Start of EXTRACTED ENTRIES
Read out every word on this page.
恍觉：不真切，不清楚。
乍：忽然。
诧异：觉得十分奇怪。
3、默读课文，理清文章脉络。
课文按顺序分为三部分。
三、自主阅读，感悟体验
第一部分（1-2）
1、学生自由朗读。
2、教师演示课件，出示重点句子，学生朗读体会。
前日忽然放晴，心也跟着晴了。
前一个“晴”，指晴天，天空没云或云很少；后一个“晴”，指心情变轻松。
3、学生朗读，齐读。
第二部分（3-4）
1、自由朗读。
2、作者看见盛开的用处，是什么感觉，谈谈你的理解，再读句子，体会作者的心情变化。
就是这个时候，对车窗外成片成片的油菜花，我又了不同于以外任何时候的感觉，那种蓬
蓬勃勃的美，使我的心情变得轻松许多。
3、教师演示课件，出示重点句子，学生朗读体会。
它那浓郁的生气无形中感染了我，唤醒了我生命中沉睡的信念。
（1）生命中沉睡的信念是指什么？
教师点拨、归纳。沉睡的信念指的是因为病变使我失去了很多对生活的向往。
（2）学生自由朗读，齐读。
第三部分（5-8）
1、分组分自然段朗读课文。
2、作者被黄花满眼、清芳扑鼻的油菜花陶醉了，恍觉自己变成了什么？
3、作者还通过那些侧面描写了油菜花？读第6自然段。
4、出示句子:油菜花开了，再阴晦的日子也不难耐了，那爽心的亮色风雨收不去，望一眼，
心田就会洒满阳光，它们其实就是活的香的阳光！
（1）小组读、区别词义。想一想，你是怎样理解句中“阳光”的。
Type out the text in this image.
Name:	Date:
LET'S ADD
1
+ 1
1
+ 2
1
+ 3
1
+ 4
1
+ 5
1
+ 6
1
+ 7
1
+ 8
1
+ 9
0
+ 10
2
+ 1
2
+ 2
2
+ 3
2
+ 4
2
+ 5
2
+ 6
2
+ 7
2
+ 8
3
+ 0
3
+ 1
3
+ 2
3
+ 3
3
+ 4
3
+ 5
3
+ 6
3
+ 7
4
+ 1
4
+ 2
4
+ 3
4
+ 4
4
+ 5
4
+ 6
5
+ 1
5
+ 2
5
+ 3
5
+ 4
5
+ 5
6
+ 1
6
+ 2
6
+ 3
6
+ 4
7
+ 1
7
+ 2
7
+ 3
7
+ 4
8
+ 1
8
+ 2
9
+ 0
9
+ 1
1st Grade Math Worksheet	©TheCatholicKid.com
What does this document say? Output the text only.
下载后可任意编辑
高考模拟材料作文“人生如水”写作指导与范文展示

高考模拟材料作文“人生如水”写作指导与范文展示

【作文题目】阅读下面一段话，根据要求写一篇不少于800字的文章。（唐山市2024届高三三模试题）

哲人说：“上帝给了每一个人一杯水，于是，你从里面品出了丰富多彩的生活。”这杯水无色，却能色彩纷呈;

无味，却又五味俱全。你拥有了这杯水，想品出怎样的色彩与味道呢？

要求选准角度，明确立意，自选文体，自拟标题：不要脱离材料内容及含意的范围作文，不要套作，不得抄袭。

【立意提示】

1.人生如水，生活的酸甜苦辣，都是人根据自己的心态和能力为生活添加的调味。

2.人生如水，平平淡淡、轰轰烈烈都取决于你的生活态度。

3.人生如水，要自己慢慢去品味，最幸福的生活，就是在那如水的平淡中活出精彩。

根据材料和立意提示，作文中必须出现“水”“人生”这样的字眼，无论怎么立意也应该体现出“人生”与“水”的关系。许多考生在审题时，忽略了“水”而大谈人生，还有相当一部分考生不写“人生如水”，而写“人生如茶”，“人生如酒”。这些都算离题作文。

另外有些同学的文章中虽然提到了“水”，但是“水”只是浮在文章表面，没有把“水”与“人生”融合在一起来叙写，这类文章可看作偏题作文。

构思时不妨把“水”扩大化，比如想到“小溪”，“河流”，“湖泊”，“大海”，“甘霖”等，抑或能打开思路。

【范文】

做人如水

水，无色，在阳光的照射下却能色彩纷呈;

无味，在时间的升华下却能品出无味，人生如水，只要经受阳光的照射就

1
End of EXTRACTED ENTRIES
(REQUIRED TASK)
Keep only the lines from the one containing "Type out the text in this image." to the end of the entries, and repeat them exactly.

(TASK ANSWER)
Type out the text in this image.
Name:	Date:
LET'S ADD
1
+ 1
1
+ 2
1
+ 3
1
+ 4
1
+ 5
1
+ 6
1
+ 7
1
+ 8
1
+ 9
0
+ 10
2
+ 1
2
+ 2
2
+ 3
2
+ 4
2
+ 5
2
+ 6
2
+ 7
2
+ 8
3
+ 0
3
+ 1
3
+ 2
3
+ 3
3
+ 4
3
+ 5
3
+ 6
3
+ 7
4
+ 1
4
+ 2
4
+ 3
4
+ 4
4
+ 5
4
+ 6
5
+ 1
5
+ 2
5
+ 3
5
+ 4
5
+ 5
6
+ 1
6
+ 2
6
+ 3
6
+ 4
7
+ 1
7
+ 2
7
+ 3
7
+ 4
8
+ 1
8
+ 2
9
+ 0
9
+ 1
1st Grade Math Worksheet	©TheCatholicKid.com
What does this document say? Output the text only.
下载后可任意编辑
高考模拟材料作文“人生如水”写作指导与范文展示

高考模拟材料作文“人生如水”写作指导与范文展示

【作文题目】阅读下面一段话，根据要求写一篇不少于800字的文章。（唐山市2024届高三三模试题）

哲人说：“上帝给了每一个人一杯水，于是，你从里面品出了丰富多彩的生活。”这杯水无色，却能色彩纷呈;

无味，却又五味俱全。你拥有了这杯水，想品出怎样的色彩与味道呢？

要求选准角度，明确立意，自选文体，自拟标题：不要脱离材料内容及含意的范围作文，不要套作，不得抄袭。

【立意提示】

1.人生如水，生活的酸甜苦辣，都是人根据自己的心态和能力为生活添加的调味。

2.人生如水，平平淡淡、轰轰烈烈都取决于你的生活态度。

3.人生如水，要自己慢慢去品味，最幸福的生活，就是在那如水的平淡中活出精彩。

根据材料和立意提示，作文中必须出现“水”“人生”这样的字眼，无论怎么立意也应该体现出“人生”与“水”的关系。许多考生在审题时，忽略了“水”而大谈人生，还有相当一部分考生不写“人生如水”，而写“人生如茶”，“人生如酒”。这些都算离题作文。

另外有些同学的文章中虽然提到了“水”，但是“水”只是浮在文章表面，没有把“水”与“人生”融合在一起来叙写，这类文章可看作偏题作文。

构思时不妨把“水”扩大化，比如想到“小溪”，“河流”，“湖泊”，“大海”，“甘霖”等，抑或能打开思路。

【范文】

做人如水

水，无色，在阳光的照射下却能色彩纷呈;

无味，在时间的升华下却能品出无味，人生如水，只要经受阳光的照射就

1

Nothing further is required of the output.